§ Collected data
:::::

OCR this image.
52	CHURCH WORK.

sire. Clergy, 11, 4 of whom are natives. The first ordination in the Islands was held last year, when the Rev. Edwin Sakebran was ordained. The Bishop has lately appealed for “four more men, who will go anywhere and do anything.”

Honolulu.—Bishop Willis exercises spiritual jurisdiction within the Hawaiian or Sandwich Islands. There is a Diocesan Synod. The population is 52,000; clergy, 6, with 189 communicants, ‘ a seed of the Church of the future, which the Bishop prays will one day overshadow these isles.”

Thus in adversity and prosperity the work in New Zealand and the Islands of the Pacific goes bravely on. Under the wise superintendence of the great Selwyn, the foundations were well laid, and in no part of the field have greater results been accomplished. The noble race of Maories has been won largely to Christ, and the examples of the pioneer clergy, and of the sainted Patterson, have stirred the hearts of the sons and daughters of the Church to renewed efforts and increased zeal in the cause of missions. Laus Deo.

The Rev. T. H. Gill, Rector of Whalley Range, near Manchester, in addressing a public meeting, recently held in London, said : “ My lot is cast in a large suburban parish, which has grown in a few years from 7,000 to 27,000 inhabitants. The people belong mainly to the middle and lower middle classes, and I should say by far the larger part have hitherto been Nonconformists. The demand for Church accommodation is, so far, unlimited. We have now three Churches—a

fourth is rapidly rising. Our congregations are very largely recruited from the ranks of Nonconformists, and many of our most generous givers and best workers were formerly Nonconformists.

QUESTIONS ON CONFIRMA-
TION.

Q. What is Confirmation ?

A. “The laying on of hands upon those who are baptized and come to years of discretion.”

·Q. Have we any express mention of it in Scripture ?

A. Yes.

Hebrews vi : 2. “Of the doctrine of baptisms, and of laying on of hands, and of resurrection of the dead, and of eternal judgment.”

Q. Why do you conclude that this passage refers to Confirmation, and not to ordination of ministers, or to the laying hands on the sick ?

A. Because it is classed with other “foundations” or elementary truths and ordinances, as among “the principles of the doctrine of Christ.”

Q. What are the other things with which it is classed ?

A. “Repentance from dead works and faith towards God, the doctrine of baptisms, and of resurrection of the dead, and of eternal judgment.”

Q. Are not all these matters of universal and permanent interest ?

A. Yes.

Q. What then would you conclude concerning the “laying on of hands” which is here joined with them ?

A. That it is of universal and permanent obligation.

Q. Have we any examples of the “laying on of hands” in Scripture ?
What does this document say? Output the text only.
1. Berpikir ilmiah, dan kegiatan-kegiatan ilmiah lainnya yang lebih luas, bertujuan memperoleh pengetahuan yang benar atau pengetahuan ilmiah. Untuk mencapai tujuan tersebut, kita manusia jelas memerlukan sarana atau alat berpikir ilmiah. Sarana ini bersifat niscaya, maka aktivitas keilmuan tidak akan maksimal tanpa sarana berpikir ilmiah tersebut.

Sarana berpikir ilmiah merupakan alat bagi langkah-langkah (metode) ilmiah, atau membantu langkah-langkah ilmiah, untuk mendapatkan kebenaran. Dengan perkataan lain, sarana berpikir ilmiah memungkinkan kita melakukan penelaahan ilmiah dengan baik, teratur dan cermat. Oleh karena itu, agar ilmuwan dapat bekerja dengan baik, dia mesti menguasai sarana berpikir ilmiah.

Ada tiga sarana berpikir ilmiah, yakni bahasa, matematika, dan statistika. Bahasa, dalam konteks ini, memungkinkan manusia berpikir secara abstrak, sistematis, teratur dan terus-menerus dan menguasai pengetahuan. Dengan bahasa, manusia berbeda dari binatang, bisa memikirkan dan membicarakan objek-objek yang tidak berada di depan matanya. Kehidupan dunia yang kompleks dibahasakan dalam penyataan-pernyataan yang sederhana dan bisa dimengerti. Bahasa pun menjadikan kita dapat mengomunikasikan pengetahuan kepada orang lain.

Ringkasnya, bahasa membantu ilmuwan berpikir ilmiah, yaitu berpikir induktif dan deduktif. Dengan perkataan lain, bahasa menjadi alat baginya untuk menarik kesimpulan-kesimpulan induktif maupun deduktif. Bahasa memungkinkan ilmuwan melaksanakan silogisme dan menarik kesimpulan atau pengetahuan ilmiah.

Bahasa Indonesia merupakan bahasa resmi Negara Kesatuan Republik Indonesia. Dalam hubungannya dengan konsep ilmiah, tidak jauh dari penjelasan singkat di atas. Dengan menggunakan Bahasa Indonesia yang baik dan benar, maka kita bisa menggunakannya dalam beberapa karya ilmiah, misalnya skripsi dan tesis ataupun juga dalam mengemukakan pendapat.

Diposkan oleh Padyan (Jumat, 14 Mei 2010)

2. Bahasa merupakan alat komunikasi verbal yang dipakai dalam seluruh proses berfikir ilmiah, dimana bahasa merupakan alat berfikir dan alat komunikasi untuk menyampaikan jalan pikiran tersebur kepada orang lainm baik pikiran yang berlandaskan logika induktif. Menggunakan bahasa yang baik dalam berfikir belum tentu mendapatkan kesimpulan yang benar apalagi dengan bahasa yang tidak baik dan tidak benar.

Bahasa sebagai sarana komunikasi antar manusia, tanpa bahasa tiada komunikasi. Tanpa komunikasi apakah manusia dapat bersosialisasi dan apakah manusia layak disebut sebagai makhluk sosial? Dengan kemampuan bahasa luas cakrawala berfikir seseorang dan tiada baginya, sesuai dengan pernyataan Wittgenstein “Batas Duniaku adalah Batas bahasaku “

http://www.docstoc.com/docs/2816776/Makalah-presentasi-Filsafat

:::::

§ TASK INSTRUCTIONS
Copy out each record, keeping every word as it is.

§ ANSWER BELOW
OCR this image.
52	CHURCH WORK.

sire. Clergy, 11, 4 of whom are natives. The first ordination in the Islands was held last year, when the Rev. Edwin Sakebran was ordained. The Bishop has lately appealed for “four more men, who will go anywhere and do anything.”

Honolulu.—Bishop Willis exercises spiritual jurisdiction within the Hawaiian or Sandwich Islands. There is a Diocesan Synod. The population is 52,000; clergy, 6, with 189 communicants, ‘ a seed of the Church of the future, which the Bishop prays will one day overshadow these isles.”

Thus in adversity and prosperity the work in New Zealand and the Islands of the Pacific goes bravely on. Under the wise superintendence of the great Selwyn, the foundations were well laid, and in no part of the field have greater results been accomplished. The noble race of Maories has been won largely to Christ, and the examples of the pioneer clergy, and of the sainted Patterson, have stirred the hearts of the sons and daughters of the Church to renewed efforts and increased zeal in the cause of missions. Laus Deo.

The Rev. T. H. Gill, Rector of Whalley Range, near Manchester, in addressing a public meeting, recently held in London, said : “ My lot is cast in a large suburban parish, which has grown in a few years from 7,000 to 27,000 inhabitants. The people belong mainly to the middle and lower middle classes, and I should say by far the larger part have hitherto been Nonconformists. The demand for Church accommodation is, so far, unlimited. We have now three Churches—a

fourth is rapidly rising. Our congregations are very largely recruited from the ranks of Nonconformists, and many of our most generous givers and best workers were formerly Nonconformists.

QUESTIONS ON CONFIRMA-
TION.

Q. What is Confirmation ?

A. “The laying on of hands upon those who are baptized and come to years of discretion.”

·Q. Have we any express mention of it in Scripture ?

A. Yes.

Hebrews vi : 2. “Of the doctrine of baptisms, and of laying on of hands, and of resurrection of the dead, and of eternal judgment.”

Q. Why do you conclude that this passage refers to Confirmation, and not to ordination of ministers, or to the laying hands on the sick ?

A. Because it is classed with other “foundations” or elementary truths and ordinances, as among “the principles of the doctrine of Christ.”

Q. What are the other things with which it is classed ?

A. “Repentance from dead works and faith towards God, the doctrine of baptisms, and of resurrection of the dead, and of eternal judgment.”

Q. Are not all these matters of universal and permanent interest ?

A. Yes.

Q. What then would you conclude concerning the “laying on of hands” which is here joined with them ?

A. That it is of universal and permanent obligation.

Q. Have we any examples of the “laying on of hands” in Scripture ?
What does this document say? Output the text only.
1. Berpikir ilmiah, dan kegiatan-kegiatan ilmiah lainnya yang lebih luas, bertujuan memperoleh pengetahuan yang benar atau pengetahuan ilmiah. Untuk mencapai tujuan tersebut, kita manusia jelas memerlukan sarana atau alat berpikir ilmiah. Sarana ini bersifat niscaya, maka aktivitas keilmuan tidak akan maksimal tanpa sarana berpikir ilmiah tersebut.

Sarana berpikir ilmiah merupakan alat bagi langkah-langkah (metode) ilmiah, atau membantu langkah-langkah ilmiah, untuk mendapatkan kebenaran. Dengan perkataan lain, sarana berpikir ilmiah memungkinkan kita melakukan penelaahan ilmiah dengan baik, teratur dan cermat. Oleh karena itu, agar ilmuwan dapat bekerja dengan baik, dia mesti menguasai sarana berpikir ilmiah.

Ada tiga sarana berpikir ilmiah, yakni bahasa, matematika, dan statistika. Bahasa, dalam konteks ini, memungkinkan manusia berpikir secara abstrak, sistematis, teratur dan terus-menerus dan menguasai pengetahuan. Dengan bahasa, manusia berbeda dari binatang, bisa memikirkan dan membicarakan objek-objek yang tidak berada di depan matanya. Kehidupan dunia yang kompleks dibahasakan dalam penyataan-pernyataan yang sederhana dan bisa dimengerti. Bahasa pun menjadikan kita dapat mengomunikasikan pengetahuan kepada orang lain.

Ringkasnya, bahasa membantu ilmuwan berpikir ilmiah, yaitu berpikir induktif dan deduktif. Dengan perkataan lain, bahasa menjadi alat baginya untuk menarik kesimpulan-kesimpulan induktif maupun deduktif. Bahasa memungkinkan ilmuwan melaksanakan silogisme dan menarik kesimpulan atau pengetahuan ilmiah.

Bahasa Indonesia merupakan bahasa resmi Negara Kesatuan Republik Indonesia. Dalam hubungannya dengan konsep ilmiah, tidak jauh dari penjelasan singkat di atas. Dengan menggunakan Bahasa Indonesia yang baik dan benar, maka kita bisa menggunakannya dalam beberapa karya ilmiah, misalnya skripsi dan tesis ataupun juga dalam mengemukakan pendapat.

Diposkan oleh Padyan (Jumat, 14 Mei 2010)

2. Bahasa merupakan alat komunikasi verbal yang dipakai dalam seluruh proses berfikir ilmiah, dimana bahasa merupakan alat berfikir dan alat komunikasi untuk menyampaikan jalan pikiran tersebur kepada orang lainm baik pikiran yang berlandaskan logika induktif. Menggunakan bahasa yang baik dalam berfikir belum tentu mendapatkan kesimpulan yang benar apalagi dengan bahasa yang tidak baik dan tidak benar.

Bahasa sebagai sarana komunikasi antar manusia, tanpa bahasa tiada komunikasi. Tanpa komunikasi apakah manusia dapat bersosialisasi dan apakah manusia layak disebut sebagai makhluk sosial? Dengan kemampuan bahasa luas cakrawala berfikir seseorang dan tiada baginya, sesuai dengan pernyataan Wittgenstein “Batas Duniaku adalah Batas bahasaku “

http://www.docstoc.com/docs/2816776/Makalah-presentasi-Filsafat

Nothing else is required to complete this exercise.